Extracts from a graphics dataset:
________________
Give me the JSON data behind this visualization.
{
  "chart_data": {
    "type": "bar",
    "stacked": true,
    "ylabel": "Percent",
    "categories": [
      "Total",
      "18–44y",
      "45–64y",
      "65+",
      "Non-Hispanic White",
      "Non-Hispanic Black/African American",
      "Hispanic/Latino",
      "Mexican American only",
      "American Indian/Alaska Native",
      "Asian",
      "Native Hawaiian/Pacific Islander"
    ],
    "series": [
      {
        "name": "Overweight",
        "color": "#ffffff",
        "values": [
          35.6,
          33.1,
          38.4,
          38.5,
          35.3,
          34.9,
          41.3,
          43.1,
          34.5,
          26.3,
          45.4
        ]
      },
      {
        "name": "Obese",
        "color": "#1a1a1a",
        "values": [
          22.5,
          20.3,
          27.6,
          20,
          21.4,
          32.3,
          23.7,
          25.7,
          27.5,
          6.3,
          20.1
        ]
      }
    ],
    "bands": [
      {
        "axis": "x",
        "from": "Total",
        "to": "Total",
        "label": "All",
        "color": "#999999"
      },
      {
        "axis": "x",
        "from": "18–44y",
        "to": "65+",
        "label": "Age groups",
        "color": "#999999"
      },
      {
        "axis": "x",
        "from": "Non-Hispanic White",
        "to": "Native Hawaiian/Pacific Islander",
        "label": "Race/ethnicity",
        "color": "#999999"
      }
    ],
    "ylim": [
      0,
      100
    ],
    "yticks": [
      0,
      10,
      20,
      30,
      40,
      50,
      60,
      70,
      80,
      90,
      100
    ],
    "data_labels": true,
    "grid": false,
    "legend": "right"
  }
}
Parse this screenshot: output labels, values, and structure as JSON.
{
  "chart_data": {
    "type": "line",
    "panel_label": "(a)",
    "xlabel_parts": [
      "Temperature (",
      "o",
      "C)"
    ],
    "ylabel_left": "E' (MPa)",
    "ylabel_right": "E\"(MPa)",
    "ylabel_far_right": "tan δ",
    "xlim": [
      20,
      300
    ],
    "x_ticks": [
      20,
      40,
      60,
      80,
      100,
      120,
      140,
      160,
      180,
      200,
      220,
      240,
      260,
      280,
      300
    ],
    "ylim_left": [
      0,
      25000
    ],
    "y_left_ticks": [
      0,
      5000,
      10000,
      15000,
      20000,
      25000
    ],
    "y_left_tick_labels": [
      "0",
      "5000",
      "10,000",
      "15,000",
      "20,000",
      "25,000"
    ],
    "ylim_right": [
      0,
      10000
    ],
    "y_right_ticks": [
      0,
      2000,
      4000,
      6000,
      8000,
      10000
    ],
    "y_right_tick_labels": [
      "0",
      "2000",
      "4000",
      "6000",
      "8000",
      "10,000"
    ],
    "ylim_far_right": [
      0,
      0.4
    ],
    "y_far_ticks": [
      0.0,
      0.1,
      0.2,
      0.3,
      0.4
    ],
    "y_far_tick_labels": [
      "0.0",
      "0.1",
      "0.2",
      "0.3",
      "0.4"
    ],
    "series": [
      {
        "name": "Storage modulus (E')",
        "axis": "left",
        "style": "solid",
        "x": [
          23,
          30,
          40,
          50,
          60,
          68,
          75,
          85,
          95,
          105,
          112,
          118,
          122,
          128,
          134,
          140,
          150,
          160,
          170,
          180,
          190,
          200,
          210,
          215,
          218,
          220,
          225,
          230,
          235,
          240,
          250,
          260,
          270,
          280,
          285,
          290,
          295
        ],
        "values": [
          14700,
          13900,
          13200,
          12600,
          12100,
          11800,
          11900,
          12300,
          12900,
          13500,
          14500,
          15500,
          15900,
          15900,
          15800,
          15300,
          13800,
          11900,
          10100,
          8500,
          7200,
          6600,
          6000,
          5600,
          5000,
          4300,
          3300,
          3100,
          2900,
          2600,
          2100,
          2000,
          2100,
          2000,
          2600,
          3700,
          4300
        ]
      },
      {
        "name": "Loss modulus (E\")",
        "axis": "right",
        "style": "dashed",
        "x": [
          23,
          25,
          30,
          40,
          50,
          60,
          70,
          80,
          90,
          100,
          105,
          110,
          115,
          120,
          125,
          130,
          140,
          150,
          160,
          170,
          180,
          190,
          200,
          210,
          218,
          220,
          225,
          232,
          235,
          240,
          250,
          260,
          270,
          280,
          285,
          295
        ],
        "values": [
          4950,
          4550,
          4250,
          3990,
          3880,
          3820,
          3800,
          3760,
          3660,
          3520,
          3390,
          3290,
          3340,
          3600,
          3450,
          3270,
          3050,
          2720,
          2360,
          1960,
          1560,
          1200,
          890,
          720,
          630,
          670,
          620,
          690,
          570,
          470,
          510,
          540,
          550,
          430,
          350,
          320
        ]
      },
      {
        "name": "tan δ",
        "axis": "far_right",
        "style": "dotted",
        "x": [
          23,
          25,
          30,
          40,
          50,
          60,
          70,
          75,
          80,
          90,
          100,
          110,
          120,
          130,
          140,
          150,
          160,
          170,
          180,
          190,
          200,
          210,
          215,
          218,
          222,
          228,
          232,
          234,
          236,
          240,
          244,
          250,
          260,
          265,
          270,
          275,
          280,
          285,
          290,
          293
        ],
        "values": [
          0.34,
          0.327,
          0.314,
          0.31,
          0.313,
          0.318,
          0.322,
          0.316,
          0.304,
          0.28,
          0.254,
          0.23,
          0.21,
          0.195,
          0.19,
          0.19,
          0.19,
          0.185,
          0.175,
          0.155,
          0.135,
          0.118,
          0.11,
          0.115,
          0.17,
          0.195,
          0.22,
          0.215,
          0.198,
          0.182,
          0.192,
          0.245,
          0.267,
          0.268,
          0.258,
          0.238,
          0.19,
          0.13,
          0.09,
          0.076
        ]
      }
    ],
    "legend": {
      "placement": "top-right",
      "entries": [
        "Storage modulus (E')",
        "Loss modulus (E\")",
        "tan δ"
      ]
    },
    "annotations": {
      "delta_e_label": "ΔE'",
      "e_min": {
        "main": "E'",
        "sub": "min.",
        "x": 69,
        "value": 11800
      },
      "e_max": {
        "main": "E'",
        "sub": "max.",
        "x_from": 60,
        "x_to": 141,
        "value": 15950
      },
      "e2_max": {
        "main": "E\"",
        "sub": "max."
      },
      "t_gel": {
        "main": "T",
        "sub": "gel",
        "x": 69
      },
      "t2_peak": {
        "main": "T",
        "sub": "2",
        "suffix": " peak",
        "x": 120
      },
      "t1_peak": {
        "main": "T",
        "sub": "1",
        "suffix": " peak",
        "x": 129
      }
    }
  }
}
________________
What you need to do: Working from the material above, state how many lines contain "Islander"; give only the number.

Reply: 2